BEGIN

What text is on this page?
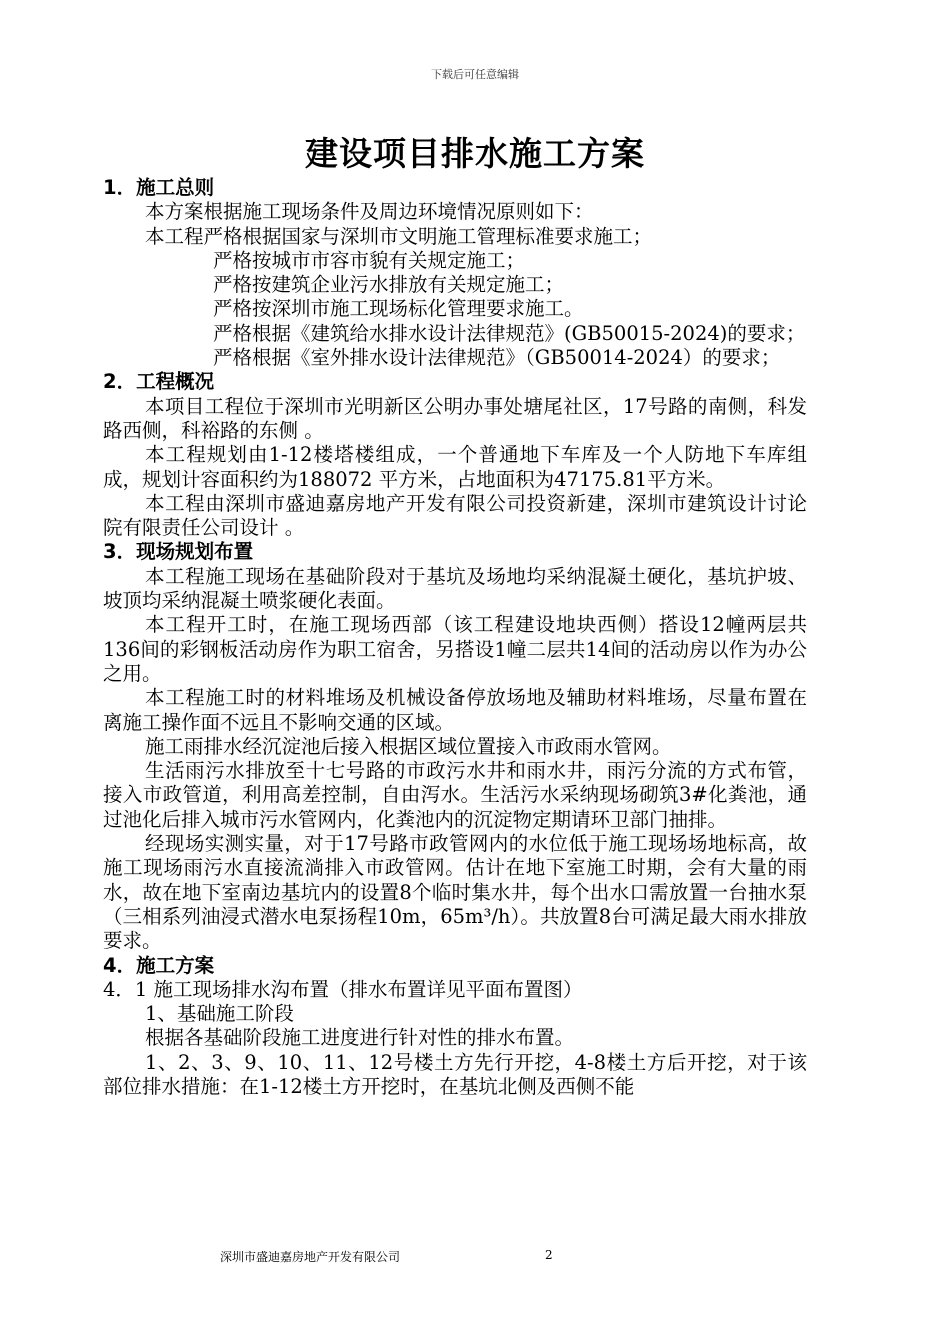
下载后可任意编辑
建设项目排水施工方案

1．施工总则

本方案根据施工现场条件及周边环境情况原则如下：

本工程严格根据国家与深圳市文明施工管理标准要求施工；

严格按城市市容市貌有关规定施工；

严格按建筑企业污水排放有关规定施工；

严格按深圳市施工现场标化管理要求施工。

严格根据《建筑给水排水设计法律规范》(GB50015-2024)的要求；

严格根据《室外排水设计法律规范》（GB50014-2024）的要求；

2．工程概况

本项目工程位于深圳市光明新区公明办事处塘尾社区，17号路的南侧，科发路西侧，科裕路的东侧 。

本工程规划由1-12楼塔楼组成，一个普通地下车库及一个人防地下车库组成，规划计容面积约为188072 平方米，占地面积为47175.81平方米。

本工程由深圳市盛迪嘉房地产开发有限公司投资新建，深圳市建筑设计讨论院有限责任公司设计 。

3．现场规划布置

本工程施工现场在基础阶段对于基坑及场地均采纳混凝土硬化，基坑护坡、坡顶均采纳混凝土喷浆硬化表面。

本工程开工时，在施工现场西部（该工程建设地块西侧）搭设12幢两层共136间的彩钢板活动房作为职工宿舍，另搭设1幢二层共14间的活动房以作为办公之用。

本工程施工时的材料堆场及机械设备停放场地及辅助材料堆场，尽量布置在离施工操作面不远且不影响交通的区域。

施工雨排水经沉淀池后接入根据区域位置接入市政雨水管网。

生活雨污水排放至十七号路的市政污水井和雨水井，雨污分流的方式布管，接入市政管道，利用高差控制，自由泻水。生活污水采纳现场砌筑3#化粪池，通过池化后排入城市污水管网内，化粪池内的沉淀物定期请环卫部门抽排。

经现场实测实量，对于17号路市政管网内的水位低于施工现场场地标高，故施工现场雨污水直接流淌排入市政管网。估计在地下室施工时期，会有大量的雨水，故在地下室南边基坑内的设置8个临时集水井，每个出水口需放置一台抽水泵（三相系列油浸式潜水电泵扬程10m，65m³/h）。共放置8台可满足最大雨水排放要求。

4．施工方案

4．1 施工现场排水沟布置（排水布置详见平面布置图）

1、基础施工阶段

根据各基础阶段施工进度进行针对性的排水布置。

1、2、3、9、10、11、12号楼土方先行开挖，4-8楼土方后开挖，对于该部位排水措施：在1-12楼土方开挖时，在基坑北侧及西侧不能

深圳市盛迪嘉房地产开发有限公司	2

END
BEGIN

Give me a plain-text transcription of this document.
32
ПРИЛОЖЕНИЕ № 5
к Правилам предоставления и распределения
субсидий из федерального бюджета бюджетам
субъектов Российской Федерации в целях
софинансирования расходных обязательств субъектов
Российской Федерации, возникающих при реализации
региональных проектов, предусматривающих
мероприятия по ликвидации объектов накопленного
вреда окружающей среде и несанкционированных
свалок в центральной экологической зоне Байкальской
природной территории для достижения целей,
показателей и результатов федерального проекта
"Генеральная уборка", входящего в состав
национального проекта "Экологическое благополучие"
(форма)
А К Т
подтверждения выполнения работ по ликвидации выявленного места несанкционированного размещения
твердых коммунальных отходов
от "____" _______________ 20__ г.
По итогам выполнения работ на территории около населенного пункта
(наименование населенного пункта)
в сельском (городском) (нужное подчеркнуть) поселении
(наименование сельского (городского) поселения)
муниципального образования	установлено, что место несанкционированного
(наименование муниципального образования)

END
BEGIN

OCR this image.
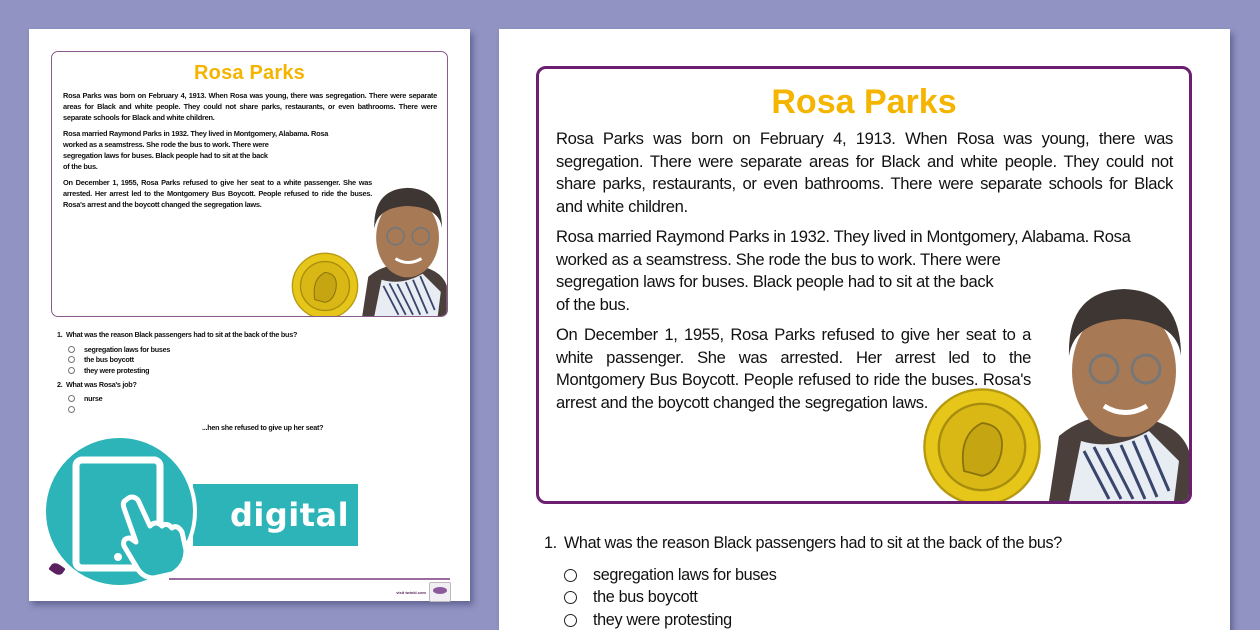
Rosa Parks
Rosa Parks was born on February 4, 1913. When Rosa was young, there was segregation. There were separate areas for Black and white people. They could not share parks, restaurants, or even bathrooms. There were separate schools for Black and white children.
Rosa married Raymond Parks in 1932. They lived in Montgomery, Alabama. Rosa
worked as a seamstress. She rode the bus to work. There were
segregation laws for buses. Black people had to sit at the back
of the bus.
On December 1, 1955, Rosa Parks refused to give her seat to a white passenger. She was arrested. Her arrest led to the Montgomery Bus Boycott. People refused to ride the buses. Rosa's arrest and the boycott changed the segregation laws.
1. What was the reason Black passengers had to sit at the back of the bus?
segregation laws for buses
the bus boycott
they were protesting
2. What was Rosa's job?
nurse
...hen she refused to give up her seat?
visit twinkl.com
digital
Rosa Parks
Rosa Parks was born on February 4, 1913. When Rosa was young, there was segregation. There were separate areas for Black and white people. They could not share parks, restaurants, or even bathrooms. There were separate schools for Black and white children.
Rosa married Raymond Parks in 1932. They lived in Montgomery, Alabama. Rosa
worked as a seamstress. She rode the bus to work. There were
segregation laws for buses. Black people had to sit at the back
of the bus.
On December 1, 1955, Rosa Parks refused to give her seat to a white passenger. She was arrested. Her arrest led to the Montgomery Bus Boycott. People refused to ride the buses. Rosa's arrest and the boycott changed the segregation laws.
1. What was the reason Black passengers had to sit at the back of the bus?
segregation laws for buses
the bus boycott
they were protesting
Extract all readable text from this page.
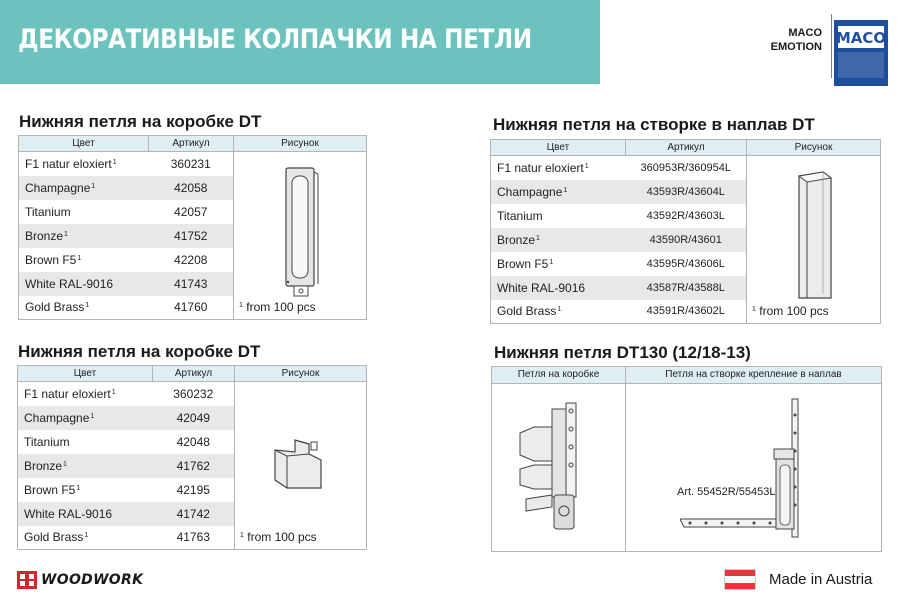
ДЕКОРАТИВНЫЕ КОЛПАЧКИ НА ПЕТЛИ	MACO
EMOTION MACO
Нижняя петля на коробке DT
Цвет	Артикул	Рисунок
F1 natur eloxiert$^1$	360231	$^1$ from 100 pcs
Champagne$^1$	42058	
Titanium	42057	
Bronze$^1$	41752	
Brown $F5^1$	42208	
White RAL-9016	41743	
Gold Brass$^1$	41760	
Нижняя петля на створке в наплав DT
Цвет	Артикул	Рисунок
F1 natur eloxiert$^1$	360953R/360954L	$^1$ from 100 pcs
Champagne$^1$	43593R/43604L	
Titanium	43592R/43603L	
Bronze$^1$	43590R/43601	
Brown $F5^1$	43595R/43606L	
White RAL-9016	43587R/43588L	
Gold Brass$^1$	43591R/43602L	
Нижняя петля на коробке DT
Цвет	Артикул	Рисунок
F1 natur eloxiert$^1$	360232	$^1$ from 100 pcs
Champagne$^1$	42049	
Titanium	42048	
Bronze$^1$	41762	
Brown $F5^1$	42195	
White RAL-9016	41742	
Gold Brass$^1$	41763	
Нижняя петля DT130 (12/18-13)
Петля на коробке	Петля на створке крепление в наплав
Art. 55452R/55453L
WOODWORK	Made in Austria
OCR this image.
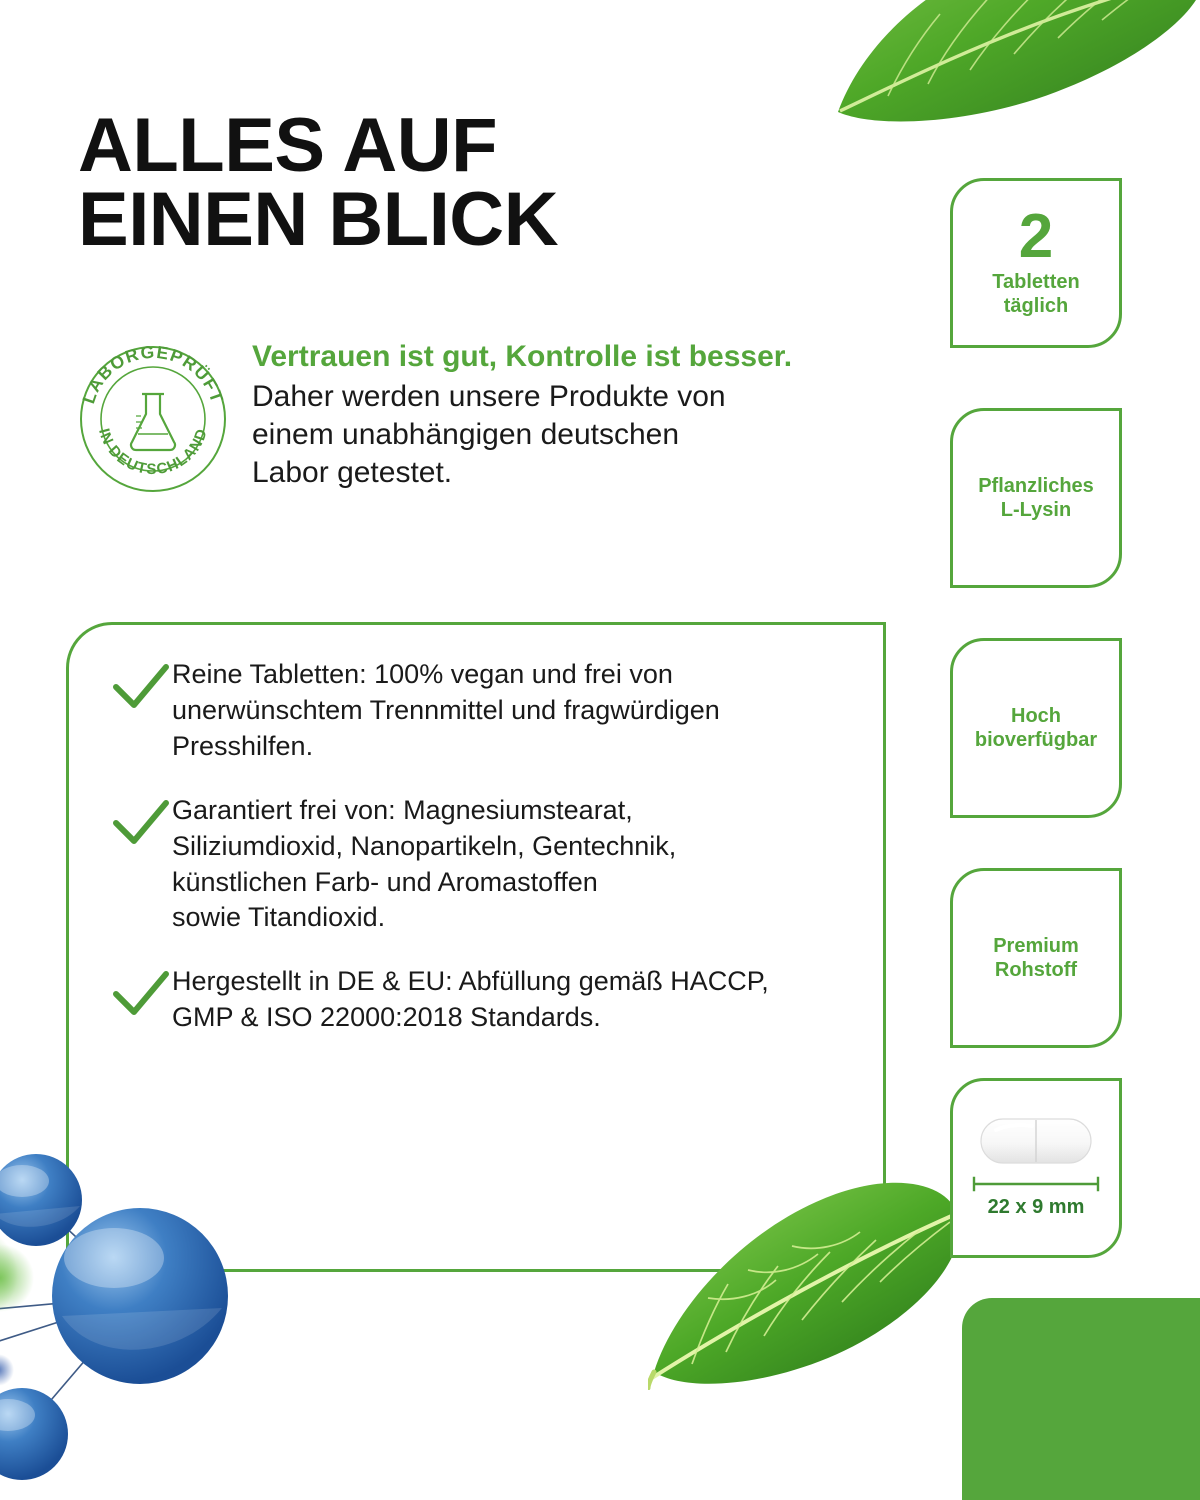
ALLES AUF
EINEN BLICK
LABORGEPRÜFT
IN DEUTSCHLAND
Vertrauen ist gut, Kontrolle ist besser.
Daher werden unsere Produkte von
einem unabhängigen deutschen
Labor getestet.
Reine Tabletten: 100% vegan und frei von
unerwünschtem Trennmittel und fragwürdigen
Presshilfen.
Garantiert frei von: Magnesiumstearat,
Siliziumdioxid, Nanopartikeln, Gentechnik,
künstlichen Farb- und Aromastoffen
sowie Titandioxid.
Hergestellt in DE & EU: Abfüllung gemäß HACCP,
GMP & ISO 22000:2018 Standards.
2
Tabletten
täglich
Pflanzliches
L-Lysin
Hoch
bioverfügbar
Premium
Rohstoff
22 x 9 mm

END

* Exercise task
Show every line in the entries where the string "Федерации" occurs.

* The output
субъектов Российской Федерации в целях
Российской Федерации, возникающих при реализации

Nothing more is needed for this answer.